Entries from a dataset:
________________

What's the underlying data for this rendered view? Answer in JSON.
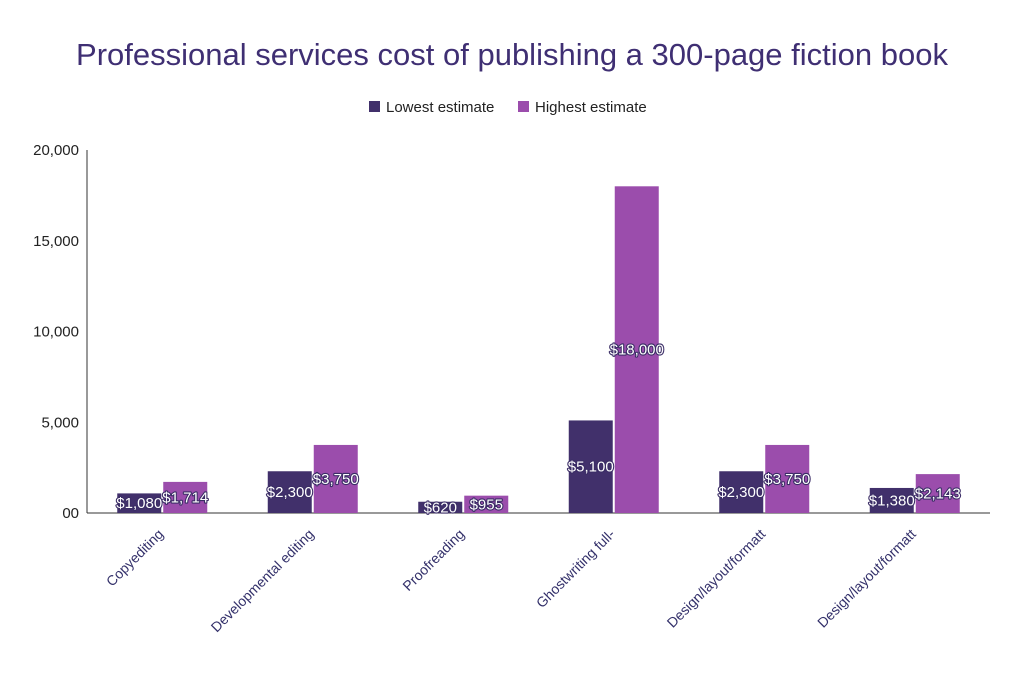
{
  "chart_data": {
    "type": "bar",
    "title": "Professional services cost of publishing a 300-page fiction book",
    "xlabel": "",
    "ylabel": "",
    "ylim": [
      0,
      20000
    ],
    "yticks": [
      "00",
      "5,000",
      "10,000",
      "15,000",
      "20,000"
    ],
    "ytick_values": [
      0,
      5000,
      10000,
      15000,
      20000
    ],
    "grid": false,
    "legend_position": "top-center",
    "categories": [
      "Copyediting",
      "Developmental editing",
      "Proofreading",
      "Ghostwriting full-",
      "Design/layout/formatt",
      "Design/layout/formatt"
    ],
    "series": [
      {
        "name": "Lowest estimate",
        "color": "#41306b",
        "values": [
          1080,
          2300,
          620,
          5100,
          2300,
          1380
        ],
        "labels": [
          "$1,080",
          "$2,300",
          "$620",
          "$5,100",
          "$2,300",
          "$1,380"
        ]
      },
      {
        "name": "Highest estimate",
        "color": "#9b4dac",
        "values": [
          1714,
          3750,
          955,
          18000,
          3750,
          2143
        ],
        "labels": [
          "$1,714",
          "$3,750",
          "$955",
          "$18,000",
          "$3,750",
          "$2,143"
        ]
      }
    ],
    "title_color": "#3f2f73"
  }
}
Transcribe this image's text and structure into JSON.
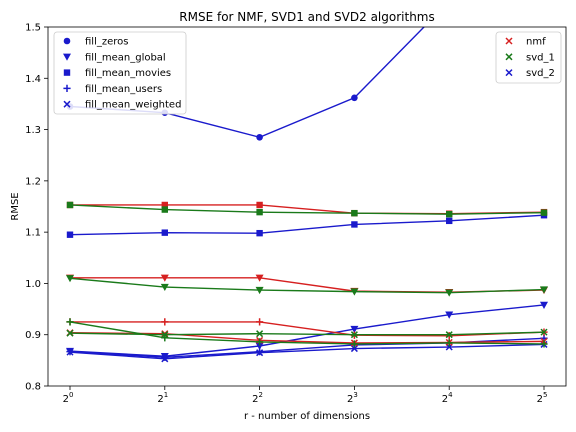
{
  "chart_data": {
    "type": "line",
    "title": "RMSE for NMF, SVD1 and SVD2 algorithms",
    "xlabel": "r - number of dimensions",
    "ylabel": "RMSE",
    "xscale": "log2",
    "x": [
      1,
      2,
      4,
      8,
      16,
      32
    ],
    "x_tick_labels": [
      {
        "base": "2",
        "exp": "0"
      },
      {
        "base": "2",
        "exp": "1"
      },
      {
        "base": "2",
        "exp": "2"
      },
      {
        "base": "2",
        "exp": "3"
      },
      {
        "base": "2",
        "exp": "4"
      },
      {
        "base": "2",
        "exp": "5"
      }
    ],
    "ylim": [
      0.8,
      1.5
    ],
    "y_ticks": [
      "0.8",
      "0.9",
      "1.0",
      "1.1",
      "1.2",
      "1.3",
      "1.4",
      "1.5"
    ],
    "grid": false,
    "legends": {
      "markers": {
        "placement": "top-left",
        "entries": [
          {
            "label": "fill_zeros",
            "marker": "circle"
          },
          {
            "label": "fill_mean_global",
            "marker": "triangle-down"
          },
          {
            "label": "fill_mean_movies",
            "marker": "square"
          },
          {
            "label": "fill_mean_users",
            "marker": "plus"
          },
          {
            "label": "fill_mean_weighted",
            "marker": "x"
          }
        ]
      },
      "algorithms": {
        "placement": "top-right",
        "entries": [
          {
            "label": "nmf",
            "color": "#d62020"
          },
          {
            "label": "svd_1",
            "color": "#1a7a1a"
          },
          {
            "label": "svd_2",
            "color": "#1a1acc"
          }
        ]
      }
    },
    "series": [
      {
        "algo": "svd_2",
        "fill": "fill_zeros",
        "color": "#1a1acc",
        "marker": "circle",
        "values": [
          1.345,
          1.333,
          1.285,
          1.362,
          1.55,
          1.55
        ]
      },
      {
        "algo": "svd_2",
        "fill": "fill_mean_movies",
        "color": "#1a1acc",
        "marker": "square",
        "values": [
          1.095,
          1.099,
          1.098,
          1.115,
          1.122,
          1.133
        ]
      },
      {
        "algo": "svd_2",
        "fill": "fill_mean_global",
        "color": "#1a1acc",
        "marker": "triangle-down",
        "values": [
          0.868,
          0.858,
          0.878,
          0.911,
          0.939,
          0.958
        ]
      },
      {
        "algo": "svd_2",
        "fill": "fill_mean_users",
        "color": "#1a1acc",
        "marker": "plus",
        "values": [
          0.867,
          0.856,
          0.867,
          0.88,
          0.884,
          0.893
        ]
      },
      {
        "algo": "svd_2",
        "fill": "fill_mean_weighted",
        "color": "#1a1acc",
        "marker": "x",
        "values": [
          0.866,
          0.853,
          0.865,
          0.873,
          0.876,
          0.881
        ]
      },
      {
        "algo": "nmf",
        "fill": "fill_mean_movies",
        "color": "#d62020",
        "marker": "square",
        "values": [
          1.153,
          1.153,
          1.153,
          1.137,
          1.136,
          1.139
        ]
      },
      {
        "algo": "nmf",
        "fill": "fill_mean_global",
        "color": "#d62020",
        "marker": "triangle-down",
        "values": [
          1.011,
          1.011,
          1.011,
          0.985,
          0.983,
          0.987
        ]
      },
      {
        "algo": "nmf",
        "fill": "fill_mean_users",
        "color": "#d62020",
        "marker": "plus",
        "values": [
          0.925,
          0.925,
          0.925,
          0.899,
          0.898,
          0.905
        ]
      },
      {
        "algo": "nmf",
        "fill": "fill_mean_weighted",
        "color": "#d62020",
        "marker": "x",
        "values": [
          0.904,
          0.902,
          0.889,
          0.884,
          0.885,
          0.887
        ]
      },
      {
        "algo": "svd_1",
        "fill": "fill_mean_movies",
        "color": "#1a7a1a",
        "marker": "square",
        "values": [
          1.153,
          1.144,
          1.139,
          1.137,
          1.135,
          1.138
        ]
      },
      {
        "algo": "svd_1",
        "fill": "fill_mean_global",
        "color": "#1a7a1a",
        "marker": "triangle-down",
        "values": [
          1.01,
          0.993,
          0.987,
          0.984,
          0.982,
          0.988
        ]
      },
      {
        "algo": "svd_1",
        "fill": "fill_mean_users",
        "color": "#1a7a1a",
        "marker": "plus",
        "values": [
          0.925,
          0.894,
          0.886,
          0.882,
          0.884,
          0.882
        ]
      },
      {
        "algo": "svd_1",
        "fill": "fill_mean_weighted",
        "color": "#1a7a1a",
        "marker": "x",
        "values": [
          0.903,
          0.9,
          0.902,
          0.9,
          0.9,
          0.905
        ]
      }
    ]
  }
}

________________

What the task requires:
Each line holding "xlabel" must be found and copied.

Response:
    "xlabel": "",
    "xlabel": "r - number of dimensions",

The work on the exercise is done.